[Extracted data entries]
====================
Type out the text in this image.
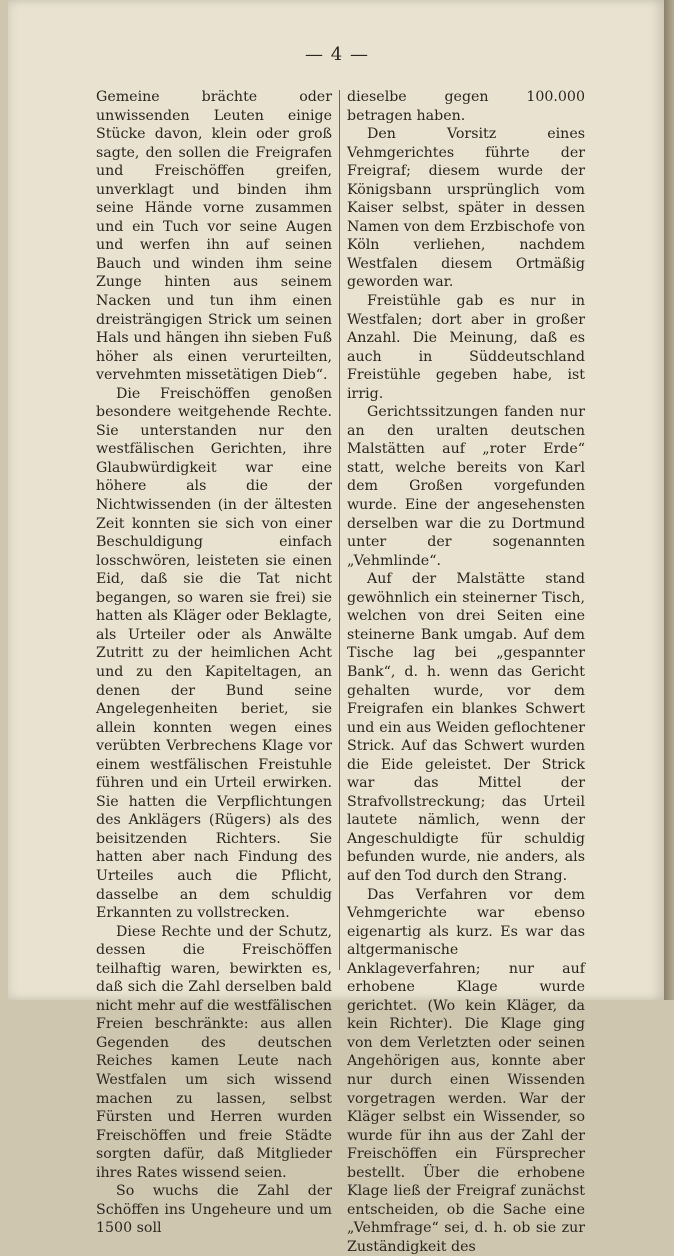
— 4 —

Gemeine brächte oder unwissenden Leuten einige Stücke davon, klein oder groß sagte, den sollen die Freigrafen und Freischöffen greifen, unverklagt und binden ihm seine Hände vorne zusammen und ein Tuch vor seine Augen und werfen ihn auf seinen Bauch und winden ihm seine Zunge hinten aus seinem Nacken und tun ihm einen dreisträngigen Strick um seinen Hals und hängen ihn sieben Fuß höher als einen verurteilten, vervehmten missetätigen Dieb“.

Die Freischöffen genoßen besondere weitgehende Rechte. Sie unterstanden nur den westfälischen Gerichten, ihre Glaubwürdigkeit war eine höhere als die der Nichtwissenden (in der ältesten Zeit konnten sie sich von einer Beschuldigung einfach losschwören, leisteten sie einen Eid, daß sie die Tat nicht begangen, so waren sie frei) sie hatten als Kläger oder Beklagte, als Urteiler oder als Anwälte Zutritt zu der heimlichen Acht und zu den Kapiteltagen, an denen der Bund seine Angelegenheiten beriet, sie allein konnten wegen eines verübten Verbrechens Klage vor einem westfälischen Freistuhle führen und ein Urteil erwirken. Sie hatten die Verpflichtungen des Anklägers (Rügers) als des beisitzenden Richters. Sie hatten aber nach Findung des Urteiles auch die Pflicht, dasselbe an dem schuldig Erkannten zu vollstrecken.

Diese Rechte und der Schutz, dessen die Freischöffen teilhaftig waren, bewirkten es, daß sich die Zahl derselben bald nicht mehr auf die westfälischen Freien beschränkte: aus allen Gegenden des deutschen Reiches kamen Leute nach Westfalen um sich wissend machen zu lassen, selbst Fürsten und Herren wurden Freischöffen und freie Städte sorgten dafür, daß Mitglieder ihres Rates wissend seien.

So wuchs die Zahl der Schöffen ins Ungeheure und um 1500 soll

dieselbe gegen 100.000 betragen haben.

Den Vorsitz eines Vehmgerichtes führte der Freigraf; diesem wurde der Königsbann ursprünglich vom Kaiser selbst, später in dessen Namen von dem Erzbischofe von Köln verliehen, nachdem Westfalen diesem Ortmäßig geworden war.

Freistühle gab es nur in Westfalen; dort aber in großer Anzahl. Die Meinung, daß es auch in Süddeutschland Freistühle gegeben habe, ist irrig.

Gerichtssitzungen fanden nur an den uralten deutschen Malstätten auf „roter Erde“ statt, welche bereits von Karl dem Großen vorgefunden wurde. Eine der angesehensten derselben war die zu Dortmund unter der sogenannten „Vehmlinde“.

Auf der Malstätte stand gewöhnlich ein steinerner Tisch, welchen von drei Seiten eine steinerne Bank umgab. Auf dem Tische lag bei „gespannter Bank“, d. h. wenn das Gericht gehalten wurde, vor dem Freigrafen ein blankes Schwert und ein aus Weiden geflochtener Strick. Auf das Schwert wurden die Eide geleistet. Der Strick war das Mittel der Strafvollstreckung; das Urteil lautete nämlich, wenn der Angeschuldigte für schuldig befunden wurde, nie anders, als auf den Tod durch den Strang.

Das Verfahren vor dem Vehmgerichte war ebenso eigenartig als kurz. Es war das altgermanische Anklageverfahren; nur auf erhobene Klage wurde gerichtet. (Wo kein Kläger, da kein Richter). Die Klage ging von dem Verletzten oder seinen Angehörigen aus, konnte aber nur durch einen Wissenden vorgetragen werden. War der Kläger selbst ein Wissender, so wurde für ihn aus der Zahl der Freischöffen ein Fürsprecher bestellt. Über die erhobene Klage ließ der Freigraf zunächst entscheiden, ob die Sache eine „Vehmfrage“ sei, d. h. ob sie zur Zuständigkeit des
====================
» Work to do
Except for the pictures, reproduce every line exactly.

» Exercise response
Type out the text in this image.
— 4 —

Gemeine brächte oder unwissenden Leuten einige Stücke davon, klein oder groß sagte, den sollen die Freigrafen und Freischöffen greifen, unverklagt und binden ihm seine Hände vorne zusammen und ein Tuch vor seine Augen und werfen ihn auf seinen Bauch und winden ihm seine Zunge hinten aus seinem Nacken und tun ihm einen dreisträngigen Strick um seinen Hals und hängen ihn sieben Fuß höher als einen verurteilten, vervehmten missetätigen Dieb“.

Die Freischöffen genoßen besondere weitgehende Rechte. Sie unterstanden nur den westfälischen Gerichten, ihre Glaubwürdigkeit war eine höhere als die der Nichtwissenden (in der ältesten Zeit konnten sie sich von einer Beschuldigung einfach losschwören, leisteten sie einen Eid, daß sie die Tat nicht begangen, so waren sie frei) sie hatten als Kläger oder Beklagte, als Urteiler oder als Anwälte Zutritt zu der heimlichen Acht und zu den Kapiteltagen, an denen der Bund seine Angelegenheiten beriet, sie allein konnten wegen eines verübten Verbrechens Klage vor einem westfälischen Freistuhle führen und ein Urteil erwirken. Sie hatten die Verpflichtungen des Anklägers (Rügers) als des beisitzenden Richters. Sie hatten aber nach Findung des Urteiles auch die Pflicht, dasselbe an dem schuldig Erkannten zu vollstrecken.

Diese Rechte und der Schutz, dessen die Freischöffen teilhaftig waren, bewirkten es, daß sich die Zahl derselben bald nicht mehr auf die westfälischen Freien beschränkte: aus allen Gegenden des deutschen Reiches kamen Leute nach Westfalen um sich wissend machen zu lassen, selbst Fürsten und Herren wurden Freischöffen und freie Städte sorgten dafür, daß Mitglieder ihres Rates wissend seien.

So wuchs die Zahl der Schöffen ins Ungeheure und um 1500 soll

dieselbe gegen 100.000 betragen haben.

Den Vorsitz eines Vehmgerichtes führte der Freigraf; diesem wurde der Königsbann ursprünglich vom Kaiser selbst, später in dessen Namen von dem Erzbischofe von Köln verliehen, nachdem Westfalen diesem Ortmäßig geworden war.

Freistühle gab es nur in Westfalen; dort aber in großer Anzahl. Die Meinung, daß es auch in Süddeutschland Freistühle gegeben habe, ist irrig.

Gerichtssitzungen fanden nur an den uralten deutschen Malstätten auf „roter Erde“ statt, welche bereits von Karl dem Großen vorgefunden wurde. Eine der angesehensten derselben war die zu Dortmund unter der sogenannten „Vehmlinde“.

Auf der Malstätte stand gewöhnlich ein steinerner Tisch, welchen von drei Seiten eine steinerne Bank umgab. Auf dem Tische lag bei „gespannter Bank“, d. h. wenn das Gericht gehalten wurde, vor dem Freigrafen ein blankes Schwert und ein aus Weiden geflochtener Strick. Auf das Schwert wurden die Eide geleistet. Der Strick war das Mittel der Strafvollstreckung; das Urteil lautete nämlich, wenn der Angeschuldigte für schuldig befunden wurde, nie anders, als auf den Tod durch den Strang.

Das Verfahren vor dem Vehmgerichte war ebenso eigenartig als kurz. Es war das altgermanische Anklageverfahren; nur auf erhobene Klage wurde gerichtet. (Wo kein Kläger, da kein Richter). Die Klage ging von dem Verletzten oder seinen Angehörigen aus, konnte aber nur durch einen Wissenden vorgetragen werden. War der Kläger selbst ein Wissender, so wurde für ihn aus der Zahl der Freischöffen ein Fürsprecher bestellt. Über die erhobene Klage ließ der Freigraf zunächst entscheiden, ob die Sache eine „Vehmfrage“ sei, d. h. ob sie zur Zuständigkeit des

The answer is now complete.